DATA SUPPLIED:
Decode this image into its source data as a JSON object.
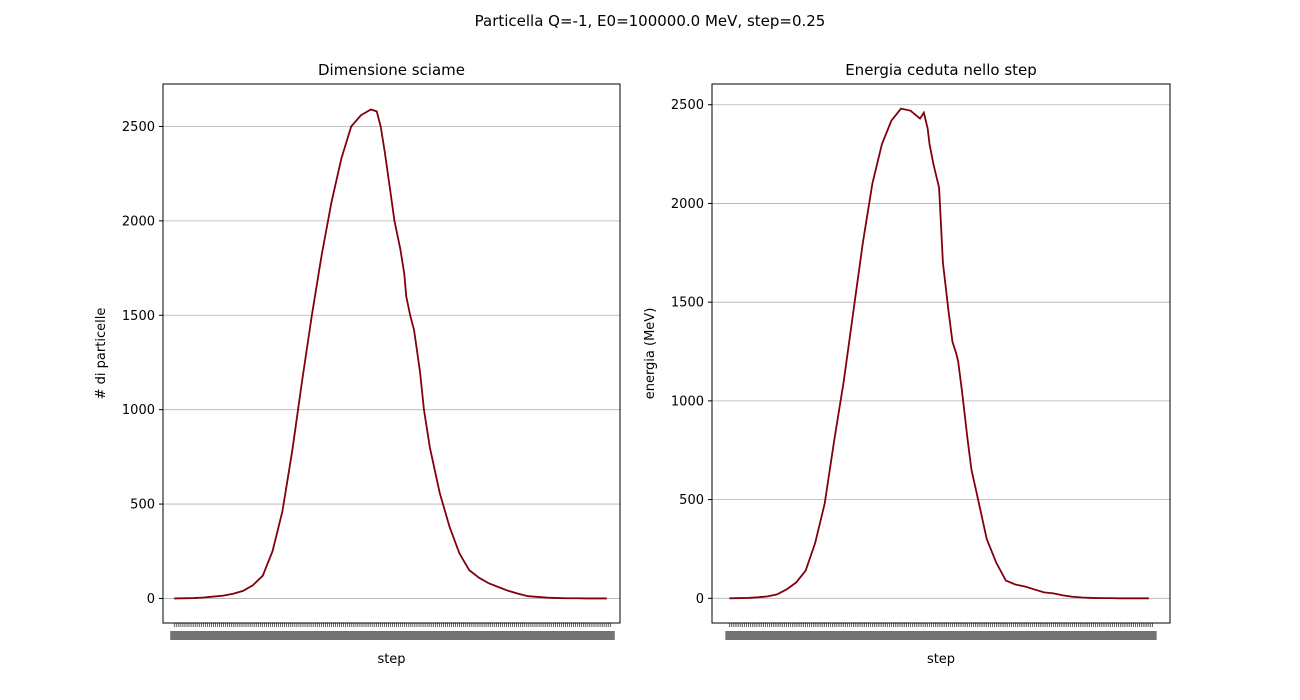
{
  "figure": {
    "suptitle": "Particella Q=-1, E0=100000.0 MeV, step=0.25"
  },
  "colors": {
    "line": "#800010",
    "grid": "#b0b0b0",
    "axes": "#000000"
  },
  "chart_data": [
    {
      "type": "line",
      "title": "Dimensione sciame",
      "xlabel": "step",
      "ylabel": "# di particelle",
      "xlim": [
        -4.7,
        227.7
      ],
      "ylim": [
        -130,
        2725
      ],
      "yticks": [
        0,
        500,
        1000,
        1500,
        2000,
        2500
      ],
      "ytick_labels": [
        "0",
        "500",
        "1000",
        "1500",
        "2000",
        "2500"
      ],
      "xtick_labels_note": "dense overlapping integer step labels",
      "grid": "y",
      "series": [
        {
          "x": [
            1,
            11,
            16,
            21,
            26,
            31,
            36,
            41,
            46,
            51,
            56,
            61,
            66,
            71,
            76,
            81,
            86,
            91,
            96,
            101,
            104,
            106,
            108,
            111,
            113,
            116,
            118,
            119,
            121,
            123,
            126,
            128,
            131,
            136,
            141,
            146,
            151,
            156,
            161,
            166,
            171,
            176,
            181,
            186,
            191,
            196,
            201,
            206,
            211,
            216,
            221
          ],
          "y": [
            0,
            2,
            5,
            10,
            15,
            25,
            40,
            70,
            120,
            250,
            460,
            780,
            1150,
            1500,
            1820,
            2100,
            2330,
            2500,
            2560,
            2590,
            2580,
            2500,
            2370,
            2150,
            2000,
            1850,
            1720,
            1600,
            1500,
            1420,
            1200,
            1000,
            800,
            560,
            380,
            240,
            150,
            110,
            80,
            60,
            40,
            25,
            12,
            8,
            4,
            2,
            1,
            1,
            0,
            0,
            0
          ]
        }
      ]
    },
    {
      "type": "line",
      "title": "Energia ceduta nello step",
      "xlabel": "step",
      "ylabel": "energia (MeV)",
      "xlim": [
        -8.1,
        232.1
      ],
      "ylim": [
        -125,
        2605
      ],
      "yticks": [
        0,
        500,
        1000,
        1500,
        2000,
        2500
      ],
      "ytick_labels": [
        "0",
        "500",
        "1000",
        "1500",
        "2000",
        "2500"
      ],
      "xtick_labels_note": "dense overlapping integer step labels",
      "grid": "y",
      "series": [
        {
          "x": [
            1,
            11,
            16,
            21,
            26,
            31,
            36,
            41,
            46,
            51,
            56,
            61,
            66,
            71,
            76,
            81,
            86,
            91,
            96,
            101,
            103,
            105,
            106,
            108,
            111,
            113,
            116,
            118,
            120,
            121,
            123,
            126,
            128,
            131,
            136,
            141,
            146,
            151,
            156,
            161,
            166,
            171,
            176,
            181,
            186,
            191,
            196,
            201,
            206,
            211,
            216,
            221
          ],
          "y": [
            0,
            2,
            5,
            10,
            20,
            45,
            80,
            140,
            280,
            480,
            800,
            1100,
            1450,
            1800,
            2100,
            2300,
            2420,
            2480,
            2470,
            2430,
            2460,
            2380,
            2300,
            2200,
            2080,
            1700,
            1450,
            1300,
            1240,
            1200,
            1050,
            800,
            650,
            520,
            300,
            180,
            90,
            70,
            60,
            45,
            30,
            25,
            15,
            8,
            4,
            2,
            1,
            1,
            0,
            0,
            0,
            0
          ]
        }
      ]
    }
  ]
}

DO THIS: Each record above is to be restated exactly, with its pictures removed from the copy.

OUTPUT OF THE TASK:
Decode this image into its source data as a JSON object.
{
  "figure": {
    "suptitle": "Particella Q=-1, E0=100000.0 MeV, step=0.25"
  },
  "colors": {
    "line": "#800010",
    "grid": "#b0b0b0",
    "axes": "#000000"
  },
  "chart_data": [
    {
      "type": "line",
      "title": "Dimensione sciame",
      "xlabel": "step",
      "ylabel": "# di particelle",
      "xlim": [
        -4.7,
        227.7
      ],
      "ylim": [
        -130,
        2725
      ],
      "yticks": [
        0,
        500,
        1000,
        1500,
        2000,
        2500
      ],
      "ytick_labels": [
        "0",
        "500",
        "1000",
        "1500",
        "2000",
        "2500"
      ],
      "xtick_labels_note": "dense overlapping integer step labels",
      "grid": "y",
      "series": [
        {
          "x": [
            1,
            11,
            16,
            21,
            26,
            31,
            36,
            41,
            46,
            51,
            56,
            61,
            66,
            71,
            76,
            81,
            86,
            91,
            96,
            101,
            104,
            106,
            108,
            111,
            113,
            116,
            118,
            119,
            121,
            123,
            126,
            128,
            131,
            136,
            141,
            146,
            151,
            156,
            161,
            166,
            171,
            176,
            181,
            186,
            191,
            196,
            201,
            206,
            211,
            216,
            221
          ],
          "y": [
            0,
            2,
            5,
            10,
            15,
            25,
            40,
            70,
            120,
            250,
            460,
            780,
            1150,
            1500,
            1820,
            2100,
            2330,
            2500,
            2560,
            2590,
            2580,
            2500,
            2370,
            2150,
            2000,
            1850,
            1720,
            1600,
            1500,
            1420,
            1200,
            1000,
            800,
            560,
            380,
            240,
            150,
            110,
            80,
            60,
            40,
            25,
            12,
            8,
            4,
            2,
            1,
            1,
            0,
            0,
            0
          ]
        }
      ]
    },
    {
      "type": "line",
      "title": "Energia ceduta nello step",
      "xlabel": "step",
      "ylabel": "energia (MeV)",
      "xlim": [
        -8.1,
        232.1
      ],
      "ylim": [
        -125,
        2605
      ],
      "yticks": [
        0,
        500,
        1000,
        1500,
        2000,
        2500
      ],
      "ytick_labels": [
        "0",
        "500",
        "1000",
        "1500",
        "2000",
        "2500"
      ],
      "xtick_labels_note": "dense overlapping integer step labels",
      "grid": "y",
      "series": [
        {
          "x": [
            1,
            11,
            16,
            21,
            26,
            31,
            36,
            41,
            46,
            51,
            56,
            61,
            66,
            71,
            76,
            81,
            86,
            91,
            96,
            101,
            103,
            105,
            106,
            108,
            111,
            113,
            116,
            118,
            120,
            121,
            123,
            126,
            128,
            131,
            136,
            141,
            146,
            151,
            156,
            161,
            166,
            171,
            176,
            181,
            186,
            191,
            196,
            201,
            206,
            211,
            216,
            221
          ],
          "y": [
            0,
            2,
            5,
            10,
            20,
            45,
            80,
            140,
            280,
            480,
            800,
            1100,
            1450,
            1800,
            2100,
            2300,
            2420,
            2480,
            2470,
            2430,
            2460,
            2380,
            2300,
            2200,
            2080,
            1700,
            1450,
            1300,
            1240,
            1200,
            1050,
            800,
            650,
            520,
            300,
            180,
            90,
            70,
            60,
            45,
            30,
            25,
            15,
            8,
            4,
            2,
            1,
            1,
            0,
            0,
            0,
            0
          ]
        }
      ]
    }
  ]
}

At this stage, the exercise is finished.